══ Records provided
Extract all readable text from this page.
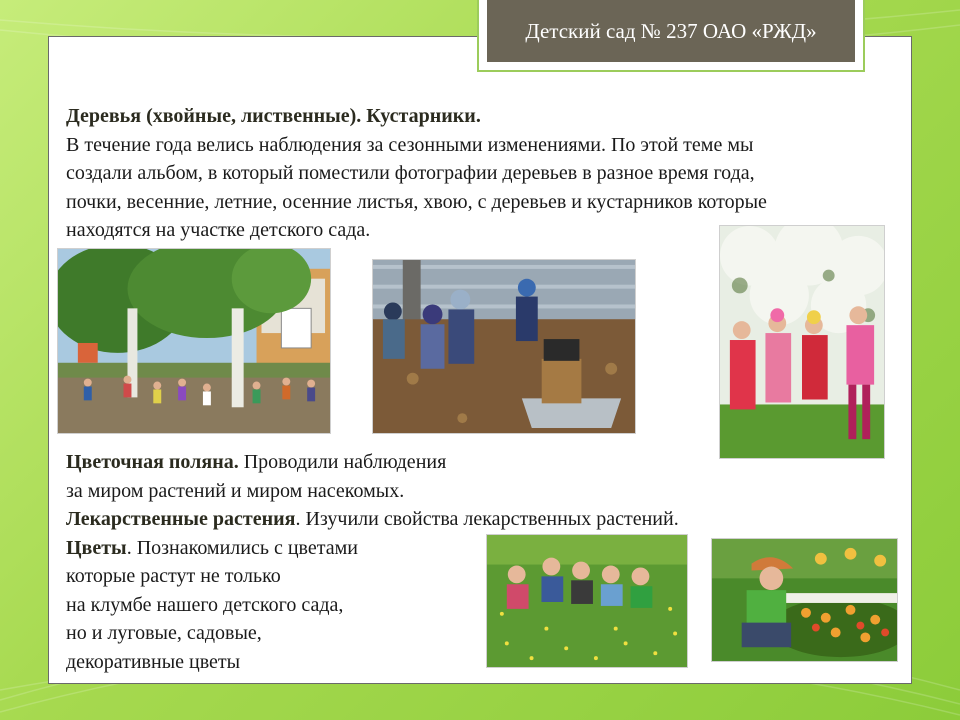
Детский сад № 237 ОАО «РЖД»
Деревья (хвойные, лиственные). Кустарники.
В течение года велись наблюдения за сезонными изменениями. По этой теме мы
создали альбом, в который поместили фотографии деревьев в разное время года,
почки, весенние, летние, осенние листья, хвою, с деревьев и кустарников которые
находятся на участке детского сада.
Цветочная поляна. Проводили наблюдения
за миром растений и миром насекомых.
Лекарственные растения. Изучили свойства лекарственных растений.
Цветы. Познакомились с цветами
которые растут не только
на клумбе нашего детского сада,
но и луговые, садовые,
декоративные цветы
════
■ Work required
Working from the material above, transcribe it exactly while omitting pictures.

■ Answer for the task
Extract all readable text from this page.
Детский сад № 237 ОАО «РЖД»
Деревья (хвойные, лиственные). Кустарники.
В течение года велись наблюдения за сезонными изменениями. По этой теме мы
создали альбом, в который поместили фотографии деревьев в разное время года,
почки, весенние, летние, осенние листья, хвою, с деревьев и кустарников которые
находятся на участке детского сада.
Цветочная поляна. Проводили наблюдения
за миром растений и миром насекомых.
Лекарственные растения. Изучили свойства лекарственных растений.
Цветы. Познакомились с цветами
которые растут не только
на клумбе нашего детского сада,
но и луговые, садовые,
декоративные цветы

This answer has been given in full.